• **What you have to do**: Keep only the lines of the data below that contain "amount", and copy them.

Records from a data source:
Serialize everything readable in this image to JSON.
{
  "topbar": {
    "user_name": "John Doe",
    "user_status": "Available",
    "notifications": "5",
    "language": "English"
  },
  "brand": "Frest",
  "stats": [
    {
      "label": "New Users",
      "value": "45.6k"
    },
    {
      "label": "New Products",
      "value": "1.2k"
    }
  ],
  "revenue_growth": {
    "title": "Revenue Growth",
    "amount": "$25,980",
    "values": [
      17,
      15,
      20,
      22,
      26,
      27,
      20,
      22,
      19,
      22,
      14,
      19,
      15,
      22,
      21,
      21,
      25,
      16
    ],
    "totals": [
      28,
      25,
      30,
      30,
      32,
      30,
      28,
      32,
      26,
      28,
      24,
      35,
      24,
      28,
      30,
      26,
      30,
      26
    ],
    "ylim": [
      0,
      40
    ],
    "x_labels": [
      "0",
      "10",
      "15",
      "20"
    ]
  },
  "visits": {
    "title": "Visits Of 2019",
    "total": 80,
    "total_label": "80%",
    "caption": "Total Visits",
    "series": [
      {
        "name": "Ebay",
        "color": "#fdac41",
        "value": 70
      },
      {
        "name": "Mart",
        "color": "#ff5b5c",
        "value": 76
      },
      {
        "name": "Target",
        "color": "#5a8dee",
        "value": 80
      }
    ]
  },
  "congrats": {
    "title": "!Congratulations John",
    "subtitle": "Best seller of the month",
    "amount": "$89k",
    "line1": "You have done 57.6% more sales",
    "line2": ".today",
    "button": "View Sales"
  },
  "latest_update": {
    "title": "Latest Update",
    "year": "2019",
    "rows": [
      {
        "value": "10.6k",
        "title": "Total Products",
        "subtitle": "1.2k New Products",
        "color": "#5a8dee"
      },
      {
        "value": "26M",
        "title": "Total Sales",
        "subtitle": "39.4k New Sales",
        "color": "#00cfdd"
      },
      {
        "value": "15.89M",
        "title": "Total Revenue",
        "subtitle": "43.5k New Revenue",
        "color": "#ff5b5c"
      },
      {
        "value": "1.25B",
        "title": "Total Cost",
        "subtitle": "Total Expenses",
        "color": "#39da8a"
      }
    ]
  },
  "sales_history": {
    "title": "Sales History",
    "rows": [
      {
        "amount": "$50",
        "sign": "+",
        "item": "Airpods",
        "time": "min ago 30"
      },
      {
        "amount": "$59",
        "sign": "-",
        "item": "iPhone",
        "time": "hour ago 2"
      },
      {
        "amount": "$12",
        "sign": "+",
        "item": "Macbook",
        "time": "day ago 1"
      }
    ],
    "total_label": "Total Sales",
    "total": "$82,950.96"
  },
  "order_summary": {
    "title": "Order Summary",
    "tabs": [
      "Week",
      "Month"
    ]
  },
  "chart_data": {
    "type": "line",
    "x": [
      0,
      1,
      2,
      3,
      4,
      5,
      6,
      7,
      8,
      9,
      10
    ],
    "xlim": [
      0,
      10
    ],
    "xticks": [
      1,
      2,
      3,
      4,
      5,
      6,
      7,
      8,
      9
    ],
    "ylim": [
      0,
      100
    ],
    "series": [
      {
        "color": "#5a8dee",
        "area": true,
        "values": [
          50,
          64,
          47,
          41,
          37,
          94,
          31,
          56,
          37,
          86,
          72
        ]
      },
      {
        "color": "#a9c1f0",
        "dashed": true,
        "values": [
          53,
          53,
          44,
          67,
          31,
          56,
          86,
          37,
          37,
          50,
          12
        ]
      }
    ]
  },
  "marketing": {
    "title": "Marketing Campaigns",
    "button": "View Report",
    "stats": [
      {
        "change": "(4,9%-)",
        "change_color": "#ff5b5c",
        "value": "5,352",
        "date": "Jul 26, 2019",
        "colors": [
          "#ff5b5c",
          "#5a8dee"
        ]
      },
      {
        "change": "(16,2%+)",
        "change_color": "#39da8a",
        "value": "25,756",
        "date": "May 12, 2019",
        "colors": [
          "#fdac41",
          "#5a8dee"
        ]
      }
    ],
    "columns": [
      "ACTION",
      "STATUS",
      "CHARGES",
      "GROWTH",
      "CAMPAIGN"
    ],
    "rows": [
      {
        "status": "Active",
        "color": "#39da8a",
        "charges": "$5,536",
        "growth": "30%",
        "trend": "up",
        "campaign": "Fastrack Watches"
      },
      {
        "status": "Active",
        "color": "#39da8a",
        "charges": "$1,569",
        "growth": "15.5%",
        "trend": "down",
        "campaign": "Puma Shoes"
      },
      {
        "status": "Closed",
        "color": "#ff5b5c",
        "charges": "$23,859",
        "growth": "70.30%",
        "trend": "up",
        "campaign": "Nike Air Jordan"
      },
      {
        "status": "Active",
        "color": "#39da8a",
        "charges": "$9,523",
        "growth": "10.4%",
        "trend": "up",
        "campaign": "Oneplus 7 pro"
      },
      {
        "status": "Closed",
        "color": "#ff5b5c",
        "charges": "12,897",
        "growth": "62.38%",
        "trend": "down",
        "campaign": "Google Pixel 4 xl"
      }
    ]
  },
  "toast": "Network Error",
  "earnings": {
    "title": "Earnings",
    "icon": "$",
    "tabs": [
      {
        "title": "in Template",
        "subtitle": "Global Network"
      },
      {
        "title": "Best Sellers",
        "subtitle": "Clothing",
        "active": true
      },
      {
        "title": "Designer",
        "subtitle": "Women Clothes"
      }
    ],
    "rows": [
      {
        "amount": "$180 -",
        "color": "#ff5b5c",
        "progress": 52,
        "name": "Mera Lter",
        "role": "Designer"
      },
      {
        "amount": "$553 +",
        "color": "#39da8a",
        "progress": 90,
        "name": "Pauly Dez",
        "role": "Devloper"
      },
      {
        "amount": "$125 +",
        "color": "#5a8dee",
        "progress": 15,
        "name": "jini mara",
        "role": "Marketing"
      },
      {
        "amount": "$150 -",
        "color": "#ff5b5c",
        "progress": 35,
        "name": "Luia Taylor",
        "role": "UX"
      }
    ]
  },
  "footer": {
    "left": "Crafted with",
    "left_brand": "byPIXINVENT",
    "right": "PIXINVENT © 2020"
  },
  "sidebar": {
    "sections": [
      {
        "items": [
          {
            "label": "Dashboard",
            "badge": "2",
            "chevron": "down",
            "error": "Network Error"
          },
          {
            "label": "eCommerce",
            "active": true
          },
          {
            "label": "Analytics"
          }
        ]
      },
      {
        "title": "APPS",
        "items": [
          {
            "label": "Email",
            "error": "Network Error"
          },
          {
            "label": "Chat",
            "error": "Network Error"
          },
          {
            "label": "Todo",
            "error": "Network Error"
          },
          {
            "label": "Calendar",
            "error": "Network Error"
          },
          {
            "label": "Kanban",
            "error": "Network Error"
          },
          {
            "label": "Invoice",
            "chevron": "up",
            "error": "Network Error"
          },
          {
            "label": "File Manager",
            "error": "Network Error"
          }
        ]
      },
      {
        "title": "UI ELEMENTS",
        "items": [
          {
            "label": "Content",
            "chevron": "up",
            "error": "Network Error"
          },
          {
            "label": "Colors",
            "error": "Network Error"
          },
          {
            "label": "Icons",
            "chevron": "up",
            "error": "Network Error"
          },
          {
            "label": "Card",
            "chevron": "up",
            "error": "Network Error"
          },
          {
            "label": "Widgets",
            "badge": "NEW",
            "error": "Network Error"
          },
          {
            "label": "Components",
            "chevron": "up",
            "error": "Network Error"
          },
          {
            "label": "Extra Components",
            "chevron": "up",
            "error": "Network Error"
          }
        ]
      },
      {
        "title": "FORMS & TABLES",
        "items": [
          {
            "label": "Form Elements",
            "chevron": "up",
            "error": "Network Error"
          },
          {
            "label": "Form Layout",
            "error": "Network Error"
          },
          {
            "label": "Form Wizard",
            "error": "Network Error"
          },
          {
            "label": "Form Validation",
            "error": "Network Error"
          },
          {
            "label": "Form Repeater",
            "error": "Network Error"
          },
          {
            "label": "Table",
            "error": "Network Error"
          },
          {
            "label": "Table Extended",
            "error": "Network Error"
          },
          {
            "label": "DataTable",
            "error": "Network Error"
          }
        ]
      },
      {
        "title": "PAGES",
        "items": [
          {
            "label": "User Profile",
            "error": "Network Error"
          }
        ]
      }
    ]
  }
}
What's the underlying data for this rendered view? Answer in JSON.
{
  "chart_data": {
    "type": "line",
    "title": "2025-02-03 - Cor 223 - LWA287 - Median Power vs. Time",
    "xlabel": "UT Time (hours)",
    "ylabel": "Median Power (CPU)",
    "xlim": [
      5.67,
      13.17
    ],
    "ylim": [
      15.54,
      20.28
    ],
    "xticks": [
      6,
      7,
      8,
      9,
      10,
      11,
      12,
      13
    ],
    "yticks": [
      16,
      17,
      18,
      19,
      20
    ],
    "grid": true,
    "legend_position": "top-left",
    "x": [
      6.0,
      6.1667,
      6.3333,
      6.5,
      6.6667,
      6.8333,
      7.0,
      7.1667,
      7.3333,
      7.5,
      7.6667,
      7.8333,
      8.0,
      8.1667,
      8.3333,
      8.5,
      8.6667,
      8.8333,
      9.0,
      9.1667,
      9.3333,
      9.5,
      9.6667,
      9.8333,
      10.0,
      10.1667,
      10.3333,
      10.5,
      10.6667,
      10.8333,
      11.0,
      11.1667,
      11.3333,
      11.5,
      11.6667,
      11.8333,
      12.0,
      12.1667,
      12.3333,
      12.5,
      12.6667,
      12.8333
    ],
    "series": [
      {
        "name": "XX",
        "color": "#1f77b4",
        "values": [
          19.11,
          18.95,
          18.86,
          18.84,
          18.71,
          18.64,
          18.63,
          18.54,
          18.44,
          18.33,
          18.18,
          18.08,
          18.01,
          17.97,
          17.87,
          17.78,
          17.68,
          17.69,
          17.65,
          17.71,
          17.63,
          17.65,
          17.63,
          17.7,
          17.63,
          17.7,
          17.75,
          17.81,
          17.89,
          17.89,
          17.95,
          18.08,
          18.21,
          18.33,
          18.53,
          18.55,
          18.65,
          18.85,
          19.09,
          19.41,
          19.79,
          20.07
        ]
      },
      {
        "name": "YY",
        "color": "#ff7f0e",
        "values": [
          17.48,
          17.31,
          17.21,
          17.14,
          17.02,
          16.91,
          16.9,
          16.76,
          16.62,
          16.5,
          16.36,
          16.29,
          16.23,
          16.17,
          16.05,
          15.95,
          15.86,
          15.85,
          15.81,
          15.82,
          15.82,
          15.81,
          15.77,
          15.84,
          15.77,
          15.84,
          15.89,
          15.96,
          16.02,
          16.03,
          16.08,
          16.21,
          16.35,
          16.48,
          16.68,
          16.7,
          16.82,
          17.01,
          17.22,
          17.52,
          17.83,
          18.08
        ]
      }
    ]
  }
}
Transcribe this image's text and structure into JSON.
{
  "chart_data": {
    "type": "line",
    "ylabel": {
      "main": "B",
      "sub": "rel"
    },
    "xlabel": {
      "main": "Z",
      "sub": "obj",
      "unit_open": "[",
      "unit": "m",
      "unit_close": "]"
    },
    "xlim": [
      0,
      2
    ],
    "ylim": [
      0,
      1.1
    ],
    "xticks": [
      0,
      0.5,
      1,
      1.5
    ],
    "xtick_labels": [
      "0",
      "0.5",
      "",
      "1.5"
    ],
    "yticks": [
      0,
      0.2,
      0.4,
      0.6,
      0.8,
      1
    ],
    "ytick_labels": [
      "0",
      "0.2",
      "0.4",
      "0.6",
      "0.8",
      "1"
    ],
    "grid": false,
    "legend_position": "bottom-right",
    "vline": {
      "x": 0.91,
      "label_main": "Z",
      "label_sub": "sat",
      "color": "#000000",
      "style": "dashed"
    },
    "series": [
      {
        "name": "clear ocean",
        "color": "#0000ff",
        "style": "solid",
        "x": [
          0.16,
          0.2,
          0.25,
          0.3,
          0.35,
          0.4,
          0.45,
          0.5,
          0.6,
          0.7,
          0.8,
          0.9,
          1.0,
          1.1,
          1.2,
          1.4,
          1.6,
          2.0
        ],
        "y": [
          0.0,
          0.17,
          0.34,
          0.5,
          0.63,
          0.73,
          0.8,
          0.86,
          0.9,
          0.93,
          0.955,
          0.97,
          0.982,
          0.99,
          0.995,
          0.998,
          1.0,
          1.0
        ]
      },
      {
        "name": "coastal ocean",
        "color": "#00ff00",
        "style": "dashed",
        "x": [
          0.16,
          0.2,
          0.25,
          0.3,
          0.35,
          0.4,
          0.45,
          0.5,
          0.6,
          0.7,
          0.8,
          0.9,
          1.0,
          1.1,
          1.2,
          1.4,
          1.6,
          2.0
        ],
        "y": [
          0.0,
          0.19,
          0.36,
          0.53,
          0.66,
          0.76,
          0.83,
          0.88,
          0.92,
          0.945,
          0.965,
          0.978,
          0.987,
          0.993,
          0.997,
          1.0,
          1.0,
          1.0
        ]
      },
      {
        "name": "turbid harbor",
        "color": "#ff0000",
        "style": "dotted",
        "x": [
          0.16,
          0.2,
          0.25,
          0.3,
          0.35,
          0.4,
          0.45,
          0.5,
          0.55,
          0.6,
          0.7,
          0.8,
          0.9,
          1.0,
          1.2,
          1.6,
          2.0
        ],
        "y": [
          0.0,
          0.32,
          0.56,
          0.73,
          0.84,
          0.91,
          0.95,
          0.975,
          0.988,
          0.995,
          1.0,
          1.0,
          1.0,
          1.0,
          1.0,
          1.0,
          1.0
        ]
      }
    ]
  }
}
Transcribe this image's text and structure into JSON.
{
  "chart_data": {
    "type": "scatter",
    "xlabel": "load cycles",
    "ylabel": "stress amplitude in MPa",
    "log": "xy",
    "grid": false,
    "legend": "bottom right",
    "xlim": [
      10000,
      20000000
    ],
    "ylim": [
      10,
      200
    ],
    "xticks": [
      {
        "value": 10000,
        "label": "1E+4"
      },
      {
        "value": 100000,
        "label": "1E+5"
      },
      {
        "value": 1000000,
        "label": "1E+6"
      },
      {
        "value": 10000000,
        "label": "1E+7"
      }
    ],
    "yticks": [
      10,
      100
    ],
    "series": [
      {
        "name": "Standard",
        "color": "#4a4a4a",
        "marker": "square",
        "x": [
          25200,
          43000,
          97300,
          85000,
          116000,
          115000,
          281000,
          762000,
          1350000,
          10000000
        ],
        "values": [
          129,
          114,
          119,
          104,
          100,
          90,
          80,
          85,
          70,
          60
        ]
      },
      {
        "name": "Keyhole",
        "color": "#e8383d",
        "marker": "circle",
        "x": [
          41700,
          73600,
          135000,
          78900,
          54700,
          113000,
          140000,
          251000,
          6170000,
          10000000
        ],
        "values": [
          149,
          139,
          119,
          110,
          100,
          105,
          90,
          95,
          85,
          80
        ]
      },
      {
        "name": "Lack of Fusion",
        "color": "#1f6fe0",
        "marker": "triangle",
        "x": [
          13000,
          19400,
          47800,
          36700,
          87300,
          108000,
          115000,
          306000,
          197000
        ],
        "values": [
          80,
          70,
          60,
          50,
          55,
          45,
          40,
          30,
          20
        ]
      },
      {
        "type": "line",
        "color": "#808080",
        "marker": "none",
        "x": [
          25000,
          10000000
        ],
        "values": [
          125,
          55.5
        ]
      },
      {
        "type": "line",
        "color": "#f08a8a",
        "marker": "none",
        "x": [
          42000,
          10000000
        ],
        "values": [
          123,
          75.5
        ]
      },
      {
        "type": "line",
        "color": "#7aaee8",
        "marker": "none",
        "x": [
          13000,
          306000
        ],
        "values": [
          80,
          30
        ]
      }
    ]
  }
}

• **Output**:
    "amount": "$25,980",
    "amount": "$89k",
        "amount": "$50",
        "amount": "$59",
        "amount": "$12",
        "amount": "$180 -",
        "amount": "$553 +",
        "amount": "$125 +",
        "amount": "$150 -",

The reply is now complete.